* **DO THIS**: Using the entries that follow, collect the lines where the word "SOUTH" appears.

* **DATA RECORDS**:
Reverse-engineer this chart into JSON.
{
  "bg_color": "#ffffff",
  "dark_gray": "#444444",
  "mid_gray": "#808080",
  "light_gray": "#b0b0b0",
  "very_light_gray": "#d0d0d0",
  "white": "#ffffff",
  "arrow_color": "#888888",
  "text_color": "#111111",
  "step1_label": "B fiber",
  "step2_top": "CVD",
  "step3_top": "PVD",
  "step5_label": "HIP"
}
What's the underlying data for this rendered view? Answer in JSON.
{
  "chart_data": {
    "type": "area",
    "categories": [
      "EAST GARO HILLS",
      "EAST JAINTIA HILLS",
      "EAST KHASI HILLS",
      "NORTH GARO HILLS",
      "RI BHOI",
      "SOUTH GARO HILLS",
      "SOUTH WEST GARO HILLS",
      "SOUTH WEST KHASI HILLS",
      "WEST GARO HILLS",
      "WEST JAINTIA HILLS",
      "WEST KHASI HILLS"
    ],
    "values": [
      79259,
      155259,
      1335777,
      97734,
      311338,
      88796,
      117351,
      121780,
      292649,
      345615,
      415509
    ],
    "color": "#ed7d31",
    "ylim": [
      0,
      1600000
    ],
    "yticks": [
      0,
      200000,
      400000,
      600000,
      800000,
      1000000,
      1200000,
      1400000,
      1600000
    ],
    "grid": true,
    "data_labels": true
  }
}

* **ANSWER TO THE EXERCISE**:
      "SOUTH GARO HILLS",
      "SOUTH WEST GARO HILLS",
      "SOUTH WEST KHASI HILLS",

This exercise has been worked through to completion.